* Start *
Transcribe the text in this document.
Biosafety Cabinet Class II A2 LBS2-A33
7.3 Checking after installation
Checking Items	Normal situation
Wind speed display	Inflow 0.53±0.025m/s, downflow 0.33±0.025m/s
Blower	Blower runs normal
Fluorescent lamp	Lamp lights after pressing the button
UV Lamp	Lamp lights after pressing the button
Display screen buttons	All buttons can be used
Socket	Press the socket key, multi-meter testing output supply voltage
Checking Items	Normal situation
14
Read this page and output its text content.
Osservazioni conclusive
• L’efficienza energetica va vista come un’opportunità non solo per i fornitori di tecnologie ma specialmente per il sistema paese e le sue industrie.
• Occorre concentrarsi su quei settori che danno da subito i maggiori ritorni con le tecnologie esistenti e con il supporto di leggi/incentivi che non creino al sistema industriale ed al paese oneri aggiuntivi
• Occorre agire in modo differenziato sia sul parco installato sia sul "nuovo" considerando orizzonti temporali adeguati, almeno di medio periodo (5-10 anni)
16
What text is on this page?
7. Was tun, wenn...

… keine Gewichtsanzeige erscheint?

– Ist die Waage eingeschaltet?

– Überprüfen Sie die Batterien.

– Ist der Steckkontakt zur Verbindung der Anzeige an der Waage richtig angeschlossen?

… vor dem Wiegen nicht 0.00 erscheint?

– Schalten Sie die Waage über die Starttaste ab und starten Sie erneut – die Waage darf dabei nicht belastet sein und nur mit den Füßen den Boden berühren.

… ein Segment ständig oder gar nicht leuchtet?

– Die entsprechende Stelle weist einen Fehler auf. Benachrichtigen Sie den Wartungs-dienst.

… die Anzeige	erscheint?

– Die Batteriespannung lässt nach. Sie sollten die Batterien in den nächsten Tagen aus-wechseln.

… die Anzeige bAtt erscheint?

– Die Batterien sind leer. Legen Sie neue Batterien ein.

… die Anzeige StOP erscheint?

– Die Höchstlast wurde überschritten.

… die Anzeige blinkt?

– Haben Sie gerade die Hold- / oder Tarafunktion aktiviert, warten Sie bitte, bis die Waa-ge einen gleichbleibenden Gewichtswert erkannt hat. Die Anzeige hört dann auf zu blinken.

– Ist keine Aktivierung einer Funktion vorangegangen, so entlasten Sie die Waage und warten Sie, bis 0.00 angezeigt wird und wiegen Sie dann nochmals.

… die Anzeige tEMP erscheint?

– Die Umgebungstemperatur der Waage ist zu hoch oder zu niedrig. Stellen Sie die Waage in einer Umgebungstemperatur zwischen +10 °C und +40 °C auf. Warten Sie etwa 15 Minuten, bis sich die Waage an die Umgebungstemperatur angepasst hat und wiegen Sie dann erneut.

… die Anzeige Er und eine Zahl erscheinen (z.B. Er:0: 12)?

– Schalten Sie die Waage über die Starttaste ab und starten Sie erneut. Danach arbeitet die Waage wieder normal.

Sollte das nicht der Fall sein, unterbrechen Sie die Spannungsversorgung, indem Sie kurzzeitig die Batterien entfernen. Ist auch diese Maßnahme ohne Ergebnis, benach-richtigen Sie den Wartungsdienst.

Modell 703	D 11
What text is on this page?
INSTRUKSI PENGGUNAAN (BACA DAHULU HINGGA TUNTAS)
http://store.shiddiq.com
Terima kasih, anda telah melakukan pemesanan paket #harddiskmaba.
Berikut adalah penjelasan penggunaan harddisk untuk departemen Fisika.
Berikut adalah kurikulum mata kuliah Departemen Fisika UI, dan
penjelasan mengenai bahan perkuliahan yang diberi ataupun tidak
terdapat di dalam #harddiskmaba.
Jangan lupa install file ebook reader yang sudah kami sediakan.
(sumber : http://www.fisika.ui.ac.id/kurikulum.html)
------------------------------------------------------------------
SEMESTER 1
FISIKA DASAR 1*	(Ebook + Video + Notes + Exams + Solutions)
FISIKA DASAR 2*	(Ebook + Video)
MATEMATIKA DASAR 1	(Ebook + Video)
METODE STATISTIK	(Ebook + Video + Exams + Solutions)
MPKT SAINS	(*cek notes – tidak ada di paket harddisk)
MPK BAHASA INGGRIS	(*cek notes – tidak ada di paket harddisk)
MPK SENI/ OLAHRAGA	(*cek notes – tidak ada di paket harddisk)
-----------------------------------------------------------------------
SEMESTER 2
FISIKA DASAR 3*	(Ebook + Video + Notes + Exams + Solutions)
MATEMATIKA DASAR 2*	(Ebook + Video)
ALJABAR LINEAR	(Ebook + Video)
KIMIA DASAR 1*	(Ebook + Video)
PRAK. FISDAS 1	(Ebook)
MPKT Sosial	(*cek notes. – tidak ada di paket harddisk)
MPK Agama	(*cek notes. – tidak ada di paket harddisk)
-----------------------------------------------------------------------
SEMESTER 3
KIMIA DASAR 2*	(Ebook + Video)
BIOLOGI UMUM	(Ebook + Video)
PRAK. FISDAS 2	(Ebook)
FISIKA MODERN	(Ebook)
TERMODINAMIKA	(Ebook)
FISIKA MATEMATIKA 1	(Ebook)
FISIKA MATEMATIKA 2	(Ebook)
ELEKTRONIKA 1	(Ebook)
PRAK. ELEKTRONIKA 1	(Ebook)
* End *
- TO BE DONE -
Pull out every line above that holds the word "sein".

- RESPONSE TO THE TASK -
– Schalten Sie die Waage über die Starttaste ab und starten Sie erneut – die Waage darf dabei nicht belastet sein und nur mit den Füßen den Boden berühren.
Sollte das nicht der Fall sein, unterbrechen Sie die Spannungsversorgung, indem Sie kurzzeitig die Batterien entfernen. Ist auch diese Maßnahme ohne Ergebnis, benach-richtigen Sie den Wartungsdienst.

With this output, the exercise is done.